Following Cole's success, rival record companies released cover versions of "Nature Boy" by other artists including Frank Sinatra and Sarah Vaughan, which were also successful. It ultimately became a pop and jazz standard, with many artists interpreting the song, including Tony Bennett and Lady Gaga, who recorded it for their collaborative album Cheek to Cheek (2014). It was also used in numerous films like The Boy with Green Hair (1948) Untamed Heart (1993), which uses Nat King Cole version and Roger William's piano version, The Talented Mr. Ripley (1999), the 2001 musical Moulin Rouge!, for which singer David Bowie recorded a version, and in the television series Resident Alien.

== Background and development ==
In 1941, a 33-year-old George McGrew arrived in Los Angeles and began playing piano in the Eutropheon, a small health food store and raw food restaurant on Laurel Canyon Boulevard. The café was owned by John and Vera Richter, who followed a Naturmensch (nature person) and Lebensreform (life reform) philosophy influenced by the Wandervogel (Wandering Bird) movement in Germany. Their followers, known as "Nature Boys", wore long hair and beards and ate only raw fruits and vegetables. McGrew adopted the philosophy and chose the name "eden ahbez", writing and spelling his name with lower-case letters. It was there, while living in a cave near Palm Springs, that ahbez wrote "Nature Boy". Partly autobiographical, the song was a tribute to his mentor Bill Pester, who had originally introduced him to Naturmensch and Lebensreform.

In 1947, at the prompting of Cowboy Jack Patton and Johnny Mercer, ahbez approached Nat King Cole's manager backstage at the Lincoln Theater in Los Angeles, handed him a tattered copy of "Nature Boy", and asked him to show it to Cole. However, his pleas were ignored and a disappointed ahbez left the sheet music of "Nature Boy" with Cole's valet, Otis Pollard. From him, Cole learned of the song and loved it. Cole began playing "Nature Boy" for live audiences, and received much acclaim. Irving Berlin, who was present during one of the performances, offered to buy the track from Cole, but Cole decided to record it himself. He needed permission from ahbez, however, before releasing it as a single, but he was unable to find the songwriter since ahbez had disappeared without providing any contact details. After ahbez was discovered living under the Hollywood Sign, Cole got his permission.

══════════════════════════════

TO DO =
1 - Can you condense the paragraph of the "Nature Boy" excerpt that begins "In 1947, at the prompting" into a short bulleted list of its main facts?
2 - Would you continue the "Nature Boy" excerpt past its last sentence?

══════════════════════════════

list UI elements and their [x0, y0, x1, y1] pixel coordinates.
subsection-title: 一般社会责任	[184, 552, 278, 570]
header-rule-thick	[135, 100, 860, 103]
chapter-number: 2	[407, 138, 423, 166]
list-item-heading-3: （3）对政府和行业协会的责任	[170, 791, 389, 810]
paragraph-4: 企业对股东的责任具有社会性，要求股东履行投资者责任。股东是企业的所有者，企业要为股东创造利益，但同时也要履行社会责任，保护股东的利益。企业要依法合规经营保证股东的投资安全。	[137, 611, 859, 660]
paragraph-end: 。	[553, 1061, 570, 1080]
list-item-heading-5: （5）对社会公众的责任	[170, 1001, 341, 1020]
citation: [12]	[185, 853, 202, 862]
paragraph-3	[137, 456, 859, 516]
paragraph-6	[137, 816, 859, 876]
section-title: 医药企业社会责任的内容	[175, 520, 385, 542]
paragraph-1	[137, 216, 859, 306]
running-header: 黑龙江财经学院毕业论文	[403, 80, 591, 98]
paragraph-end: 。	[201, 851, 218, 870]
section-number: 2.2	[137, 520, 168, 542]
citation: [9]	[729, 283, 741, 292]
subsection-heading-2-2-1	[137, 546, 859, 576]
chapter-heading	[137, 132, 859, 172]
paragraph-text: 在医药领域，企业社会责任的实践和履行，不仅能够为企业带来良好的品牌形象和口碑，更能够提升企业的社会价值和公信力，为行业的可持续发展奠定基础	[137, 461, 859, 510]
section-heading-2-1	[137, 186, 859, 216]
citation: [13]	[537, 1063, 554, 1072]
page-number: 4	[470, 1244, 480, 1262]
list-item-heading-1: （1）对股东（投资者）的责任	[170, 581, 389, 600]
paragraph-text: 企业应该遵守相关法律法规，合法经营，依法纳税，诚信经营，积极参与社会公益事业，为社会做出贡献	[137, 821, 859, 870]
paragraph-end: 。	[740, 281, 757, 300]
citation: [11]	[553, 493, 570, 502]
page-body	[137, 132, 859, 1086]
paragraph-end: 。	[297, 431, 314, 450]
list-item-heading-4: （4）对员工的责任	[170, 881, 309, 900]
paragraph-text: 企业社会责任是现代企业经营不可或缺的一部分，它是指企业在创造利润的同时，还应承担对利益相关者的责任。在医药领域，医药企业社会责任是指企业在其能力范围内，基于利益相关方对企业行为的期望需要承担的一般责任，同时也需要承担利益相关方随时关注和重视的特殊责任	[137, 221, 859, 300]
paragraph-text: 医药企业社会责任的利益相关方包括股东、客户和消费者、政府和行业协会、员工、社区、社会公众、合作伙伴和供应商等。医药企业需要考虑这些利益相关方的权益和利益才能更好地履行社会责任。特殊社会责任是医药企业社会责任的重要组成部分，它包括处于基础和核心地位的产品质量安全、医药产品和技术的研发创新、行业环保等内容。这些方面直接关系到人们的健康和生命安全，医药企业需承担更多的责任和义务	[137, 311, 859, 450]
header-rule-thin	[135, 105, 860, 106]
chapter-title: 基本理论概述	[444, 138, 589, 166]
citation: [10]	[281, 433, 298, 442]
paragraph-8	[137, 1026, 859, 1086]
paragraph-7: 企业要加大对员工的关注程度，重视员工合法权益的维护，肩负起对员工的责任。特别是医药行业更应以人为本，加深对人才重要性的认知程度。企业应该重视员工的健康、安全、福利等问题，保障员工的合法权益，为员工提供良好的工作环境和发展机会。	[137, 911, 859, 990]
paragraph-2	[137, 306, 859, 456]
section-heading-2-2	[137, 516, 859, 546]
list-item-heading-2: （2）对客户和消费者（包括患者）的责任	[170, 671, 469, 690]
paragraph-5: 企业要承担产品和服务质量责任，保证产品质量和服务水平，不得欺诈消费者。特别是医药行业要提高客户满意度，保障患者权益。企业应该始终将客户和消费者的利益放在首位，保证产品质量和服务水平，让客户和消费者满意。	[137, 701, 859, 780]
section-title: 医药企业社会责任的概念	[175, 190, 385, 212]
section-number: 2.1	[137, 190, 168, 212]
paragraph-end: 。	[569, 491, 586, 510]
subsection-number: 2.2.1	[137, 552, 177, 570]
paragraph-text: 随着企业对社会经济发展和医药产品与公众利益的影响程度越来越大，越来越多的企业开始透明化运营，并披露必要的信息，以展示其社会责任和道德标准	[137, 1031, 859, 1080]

══════════════════════════════

OUTPUTS IN ORDER =
1 -
- In 1947, urged by Cowboy Jack Patton and Johnny Mercer, ahbez tried to give a worn copy of "Nature Boy" to Nat King Cole's manager backstage at the Lincoln Theater in Los Angeles, but was ignored.
- He left the sheet music with Cole's valet, Otis Pollard, and through him Cole discovered the song and loved it.
- Cole performed it live to great acclaim. Irving Berlin offered to buy it, but Cole chose to record it himself.
- Cole needed ahbez's permission to release it as a single. The songwriter had vanished without leaving contact details.
- Once ahbez was found living under the Hollywood Sign, Cole got his permission.

2 -
== Recording and composition ==

Cole's recording, which took place on August 22, 1947, featured an orchestra conducted by Frank De Vol—the in-house arranger of Capitol Records. He used strings and flute as instrumentation in the song, to capture the "enchanting" vibe of the track. The first two measures of the song's melody parallel the melody of the second movement in composer Antonín Dvořák's Piano Quintet No. 2 (1887). Written as a pop ballad, "Nature Boy" follows an "A,B" format, with the primary three notes descending on a minor triad above the pickup note.

An ascending line over the diminished ii chord returns to the initial minor triad. The song's melody is built around a simple, descending pattern in the key of D minor, creating a haunting and reflective mood. Its harmonic structure frequently uses the standard ii–V–I progression, supporting the melody's emotional depth. The second 4-bar section featured a chromatic descending line based on the lowering of the tonic (Dm–Dm_{maj7}–Dm_{7}–Dm_{6}). The same descending line then continues through Gm_{6}–Dm, then finally ending with a whole-step down to the G in the chord Em_{7}♭_{5}.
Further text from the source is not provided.